GIVEN REQUEST
Each record below is to be reproduced without any change.

Rows from a dataset
>>>>
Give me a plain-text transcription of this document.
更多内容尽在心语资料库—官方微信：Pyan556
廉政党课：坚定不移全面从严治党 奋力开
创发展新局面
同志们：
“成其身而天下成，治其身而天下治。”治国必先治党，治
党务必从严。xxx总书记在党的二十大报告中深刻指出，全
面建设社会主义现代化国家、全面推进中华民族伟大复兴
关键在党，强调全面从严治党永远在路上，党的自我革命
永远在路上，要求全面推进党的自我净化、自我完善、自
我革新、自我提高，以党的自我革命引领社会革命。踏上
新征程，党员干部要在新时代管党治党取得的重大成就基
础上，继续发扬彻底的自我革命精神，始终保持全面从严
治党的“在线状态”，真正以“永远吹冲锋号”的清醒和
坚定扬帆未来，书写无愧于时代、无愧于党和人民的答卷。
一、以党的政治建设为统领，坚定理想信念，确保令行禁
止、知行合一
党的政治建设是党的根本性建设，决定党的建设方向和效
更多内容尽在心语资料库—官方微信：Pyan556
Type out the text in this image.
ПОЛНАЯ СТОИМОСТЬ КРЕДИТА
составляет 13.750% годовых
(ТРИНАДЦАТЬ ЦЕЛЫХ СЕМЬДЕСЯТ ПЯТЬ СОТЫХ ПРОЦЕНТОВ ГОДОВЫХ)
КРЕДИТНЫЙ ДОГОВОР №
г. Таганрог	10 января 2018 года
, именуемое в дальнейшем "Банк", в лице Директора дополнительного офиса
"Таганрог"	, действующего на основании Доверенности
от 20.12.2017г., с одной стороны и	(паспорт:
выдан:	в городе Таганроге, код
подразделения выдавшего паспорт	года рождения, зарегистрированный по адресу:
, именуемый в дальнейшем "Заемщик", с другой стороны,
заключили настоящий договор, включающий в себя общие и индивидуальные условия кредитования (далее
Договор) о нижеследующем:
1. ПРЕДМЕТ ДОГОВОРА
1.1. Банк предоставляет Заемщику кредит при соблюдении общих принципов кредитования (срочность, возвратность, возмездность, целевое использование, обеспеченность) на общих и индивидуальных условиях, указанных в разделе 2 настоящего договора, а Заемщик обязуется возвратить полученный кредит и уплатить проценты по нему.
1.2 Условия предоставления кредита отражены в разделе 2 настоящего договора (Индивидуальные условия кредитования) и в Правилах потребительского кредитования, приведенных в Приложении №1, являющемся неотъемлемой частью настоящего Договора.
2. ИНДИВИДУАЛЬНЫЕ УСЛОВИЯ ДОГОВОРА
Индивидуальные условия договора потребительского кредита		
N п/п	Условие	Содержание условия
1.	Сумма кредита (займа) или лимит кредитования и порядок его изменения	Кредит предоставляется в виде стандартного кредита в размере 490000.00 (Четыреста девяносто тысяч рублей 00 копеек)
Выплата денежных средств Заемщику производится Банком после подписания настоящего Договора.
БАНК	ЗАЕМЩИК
<<<<
EXERCISE RESPONSE
Give me a plain-text transcription of this document.
更多内容尽在心语资料库—官方微信：Pyan556
廉政党课：坚定不移全面从严治党 奋力开
创发展新局面
同志们：
“成其身而天下成，治其身而天下治。”治国必先治党，治
党务必从严。xxx总书记在党的二十大报告中深刻指出，全
面建设社会主义现代化国家、全面推进中华民族伟大复兴
关键在党，强调全面从严治党永远在路上，党的自我革命
永远在路上，要求全面推进党的自我净化、自我完善、自
我革新、自我提高，以党的自我革命引领社会革命。踏上
新征程，党员干部要在新时代管党治党取得的重大成就基
础上，继续发扬彻底的自我革命精神，始终保持全面从严
治党的“在线状态”，真正以“永远吹冲锋号”的清醒和
坚定扬帆未来，书写无愧于时代、无愧于党和人民的答卷。
一、以党的政治建设为统领，坚定理想信念，确保令行禁
止、知行合一
党的政治建设是党的根本性建设，决定党的建设方向和效
更多内容尽在心语资料库—官方微信：Pyan556
Type out the text in this image.
ПОЛНАЯ СТОИМОСТЬ КРЕДИТА
составляет 13.750% годовых
(ТРИНАДЦАТЬ ЦЕЛЫХ СЕМЬДЕСЯТ ПЯТЬ СОТЫХ ПРОЦЕНТОВ ГОДОВЫХ)
КРЕДИТНЫЙ ДОГОВОР №
г. Таганрог	10 января 2018 года
, именуемое в дальнейшем "Банк", в лице Директора дополнительного офиса
"Таганрог"	, действующего на основании Доверенности
от 20.12.2017г., с одной стороны и	(паспорт:
выдан:	в городе Таганроге, код
подразделения выдавшего паспорт	года рождения, зарегистрированный по адресу:
, именуемый в дальнейшем "Заемщик", с другой стороны,
заключили настоящий договор, включающий в себя общие и индивидуальные условия кредитования (далее
Договор) о нижеследующем:
1. ПРЕДМЕТ ДОГОВОРА
1.1. Банк предоставляет Заемщику кредит при соблюдении общих принципов кредитования (срочность, возвратность, возмездность, целевое использование, обеспеченность) на общих и индивидуальных условиях, указанных в разделе 2 настоящего договора, а Заемщик обязуется возвратить полученный кредит и уплатить проценты по нему.
1.2 Условия предоставления кредита отражены в разделе 2 настоящего договора (Индивидуальные условия кредитования) и в Правилах потребительского кредитования, приведенных в Приложении №1, являющемся неотъемлемой частью настоящего Договора.
2. ИНДИВИДУАЛЬНЫЕ УСЛОВИЯ ДОГОВОРА
Индивидуальные условия договора потребительского кредита		
N п/п	Условие	Содержание условия
1.	Сумма кредита (займа) или лимит кредитования и порядок его изменения	Кредит предоставляется в виде стандартного кредита в размере 490000.00 (Четыреста девяносто тысяч рублей 00 копеек)
Выплата денежных средств Заемщику производится Банком после подписания настоящего Договора.
БАНК	ЗАЕМЩИК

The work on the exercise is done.